***** TASK INPUTS *****

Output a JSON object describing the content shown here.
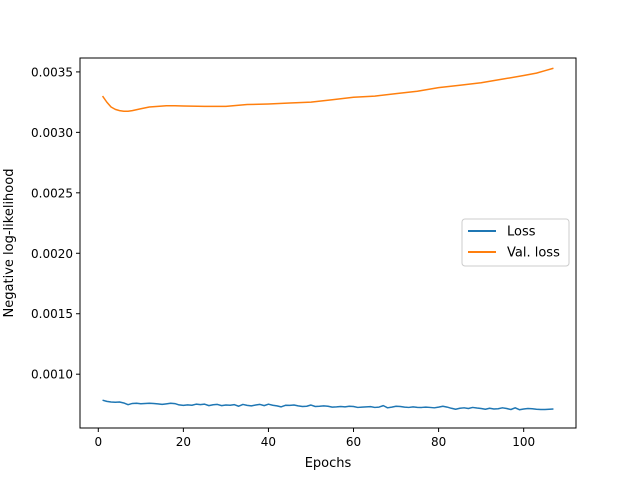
{
  "chart_data": {
    "type": "line",
    "title": "",
    "xlabel": "Epochs",
    "ylabel": "Negative log-likelihood",
    "xlim": [
      -4.3,
      112.3
    ],
    "ylim": [
      0.000555,
      0.003615
    ],
    "xticks": [
      0,
      20,
      40,
      60,
      80,
      100
    ],
    "yticks": [
      0.001,
      0.0015,
      0.002,
      0.0025,
      0.003,
      0.0035
    ],
    "ytick_labels": [
      "0.0010",
      "0.0015",
      "0.0020",
      "0.0025",
      "0.0030",
      "0.0035"
    ],
    "grid": false,
    "legend_position": "center-right",
    "series": [
      {
        "name": "Loss",
        "color": "#1f77b4",
        "x": [
          1,
          2,
          3,
          4,
          5,
          6,
          7,
          8,
          9,
          10,
          11,
          12,
          13,
          14,
          15,
          16,
          17,
          18,
          19,
          20,
          21,
          22,
          23,
          24,
          25,
          26,
          27,
          28,
          29,
          30,
          31,
          32,
          33,
          34,
          35,
          36,
          37,
          38,
          39,
          40,
          41,
          42,
          43,
          44,
          45,
          46,
          47,
          48,
          49,
          50,
          51,
          52,
          53,
          54,
          55,
          56,
          57,
          58,
          59,
          60,
          61,
          62,
          63,
          64,
          65,
          66,
          67,
          68,
          69,
          70,
          71,
          72,
          73,
          74,
          75,
          76,
          77,
          78,
          79,
          80,
          81,
          82,
          83,
          84,
          85,
          86,
          87,
          88,
          89,
          90,
          91,
          92,
          93,
          94,
          95,
          96,
          97,
          98,
          99,
          100,
          101,
          102,
          103,
          104,
          105,
          106,
          107
        ],
        "values": [
          0.000785,
          0.000775,
          0.00077,
          0.000768,
          0.00077,
          0.000762,
          0.000748,
          0.000758,
          0.00076,
          0.000756,
          0.000758,
          0.00076,
          0.000758,
          0.000755,
          0.00075,
          0.000755,
          0.00076,
          0.000757,
          0.000746,
          0.000742,
          0.000746,
          0.000743,
          0.000752,
          0.000748,
          0.000752,
          0.00074,
          0.000747,
          0.00075,
          0.00074,
          0.000745,
          0.000743,
          0.000748,
          0.000735,
          0.00075,
          0.000742,
          0.000738,
          0.000745,
          0.00075,
          0.00074,
          0.000752,
          0.000743,
          0.000738,
          0.00073,
          0.000743,
          0.000742,
          0.000745,
          0.000738,
          0.000733,
          0.000735,
          0.000745,
          0.000733,
          0.000735,
          0.000738,
          0.000735,
          0.000728,
          0.00073,
          0.000733,
          0.00073,
          0.000735,
          0.000733,
          0.000725,
          0.000728,
          0.00073,
          0.000732,
          0.000725,
          0.000728,
          0.00074,
          0.000722,
          0.000728,
          0.000735,
          0.000733,
          0.000728,
          0.000725,
          0.00073,
          0.000726,
          0.000725,
          0.000728,
          0.000725,
          0.000722,
          0.000728,
          0.000735,
          0.000728,
          0.000718,
          0.00071,
          0.000718,
          0.000722,
          0.000716,
          0.000725,
          0.00072,
          0.000716,
          0.00071,
          0.000718,
          0.000712,
          0.000714,
          0.000722,
          0.000716,
          0.000708,
          0.000722,
          0.000706,
          0.000712,
          0.000716,
          0.000714,
          0.00071,
          0.000708,
          0.000708,
          0.00071,
          0.000712
        ]
      },
      {
        "name": "Val. loss",
        "color": "#ff7f0e",
        "x": [
          1,
          2,
          3,
          4,
          5,
          6,
          7,
          8,
          10,
          12,
          14,
          16,
          18,
          20,
          25,
          30,
          35,
          40,
          45,
          50,
          55,
          60,
          65,
          70,
          75,
          80,
          85,
          90,
          95,
          100,
          103,
          105,
          107
        ],
        "values": [
          0.0033,
          0.00325,
          0.00321,
          0.00319,
          0.00318,
          0.003175,
          0.003175,
          0.00318,
          0.003195,
          0.00321,
          0.003215,
          0.00322,
          0.00322,
          0.003218,
          0.003215,
          0.003215,
          0.00323,
          0.003235,
          0.003243,
          0.00325,
          0.00327,
          0.00329,
          0.0033,
          0.00332,
          0.00334,
          0.00337,
          0.00339,
          0.00341,
          0.00344,
          0.00347,
          0.00349,
          0.00351,
          0.00353
        ]
      }
    ]
  }
}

*****

■ WHAT YOU SHOULD DO: Reproduce each line exactly, please, except for any pictures.

■ WRITTEN REPLY:
Output a JSON object describing the content shown here.
{
  "chart_data": {
    "type": "line",
    "title": "",
    "xlabel": "Epochs",
    "ylabel": "Negative log-likelihood",
    "xlim": [
      -4.3,
      112.3
    ],
    "ylim": [
      0.000555,
      0.003615
    ],
    "xticks": [
      0,
      20,
      40,
      60,
      80,
      100
    ],
    "yticks": [
      0.001,
      0.0015,
      0.002,
      0.0025,
      0.003,
      0.0035
    ],
    "ytick_labels": [
      "0.0010",
      "0.0015",
      "0.0020",
      "0.0025",
      "0.0030",
      "0.0035"
    ],
    "grid": false,
    "legend_position": "center-right",
    "series": [
      {
        "name": "Loss",
        "color": "#1f77b4",
        "x": [
          1,
          2,
          3,
          4,
          5,
          6,
          7,
          8,
          9,
          10,
          11,
          12,
          13,
          14,
          15,
          16,
          17,
          18,
          19,
          20,
          21,
          22,
          23,
          24,
          25,
          26,
          27,
          28,
          29,
          30,
          31,
          32,
          33,
          34,
          35,
          36,
          37,
          38,
          39,
          40,
          41,
          42,
          43,
          44,
          45,
          46,
          47,
          48,
          49,
          50,
          51,
          52,
          53,
          54,
          55,
          56,
          57,
          58,
          59,
          60,
          61,
          62,
          63,
          64,
          65,
          66,
          67,
          68,
          69,
          70,
          71,
          72,
          73,
          74,
          75,
          76,
          77,
          78,
          79,
          80,
          81,
          82,
          83,
          84,
          85,
          86,
          87,
          88,
          89,
          90,
          91,
          92,
          93,
          94,
          95,
          96,
          97,
          98,
          99,
          100,
          101,
          102,
          103,
          104,
          105,
          106,
          107
        ],
        "values": [
          0.000785,
          0.000775,
          0.00077,
          0.000768,
          0.00077,
          0.000762,
          0.000748,
          0.000758,
          0.00076,
          0.000756,
          0.000758,
          0.00076,
          0.000758,
          0.000755,
          0.00075,
          0.000755,
          0.00076,
          0.000757,
          0.000746,
          0.000742,
          0.000746,
          0.000743,
          0.000752,
          0.000748,
          0.000752,
          0.00074,
          0.000747,
          0.00075,
          0.00074,
          0.000745,
          0.000743,
          0.000748,
          0.000735,
          0.00075,
          0.000742,
          0.000738,
          0.000745,
          0.00075,
          0.00074,
          0.000752,
          0.000743,
          0.000738,
          0.00073,
          0.000743,
          0.000742,
          0.000745,
          0.000738,
          0.000733,
          0.000735,
          0.000745,
          0.000733,
          0.000735,
          0.000738,
          0.000735,
          0.000728,
          0.00073,
          0.000733,
          0.00073,
          0.000735,
          0.000733,
          0.000725,
          0.000728,
          0.00073,
          0.000732,
          0.000725,
          0.000728,
          0.00074,
          0.000722,
          0.000728,
          0.000735,
          0.000733,
          0.000728,
          0.000725,
          0.00073,
          0.000726,
          0.000725,
          0.000728,
          0.000725,
          0.000722,
          0.000728,
          0.000735,
          0.000728,
          0.000718,
          0.00071,
          0.000718,
          0.000722,
          0.000716,
          0.000725,
          0.00072,
          0.000716,
          0.00071,
          0.000718,
          0.000712,
          0.000714,
          0.000722,
          0.000716,
          0.000708,
          0.000722,
          0.000706,
          0.000712,
          0.000716,
          0.000714,
          0.00071,
          0.000708,
          0.000708,
          0.00071,
          0.000712
        ]
      },
      {
        "name": "Val. loss",
        "color": "#ff7f0e",
        "x": [
          1,
          2,
          3,
          4,
          5,
          6,
          7,
          8,
          10,
          12,
          14,
          16,
          18,
          20,
          25,
          30,
          35,
          40,
          45,
          50,
          55,
          60,
          65,
          70,
          75,
          80,
          85,
          90,
          95,
          100,
          103,
          105,
          107
        ],
        "values": [
          0.0033,
          0.00325,
          0.00321,
          0.00319,
          0.00318,
          0.003175,
          0.003175,
          0.00318,
          0.003195,
          0.00321,
          0.003215,
          0.00322,
          0.00322,
          0.003218,
          0.003215,
          0.003215,
          0.00323,
          0.003235,
          0.003243,
          0.00325,
          0.00327,
          0.00329,
          0.0033,
          0.00332,
          0.00334,
          0.00337,
          0.00339,
          0.00341,
          0.00344,
          0.00347,
          0.00349,
          0.00351,
          0.00353
        ]
      }
    ]
  }
}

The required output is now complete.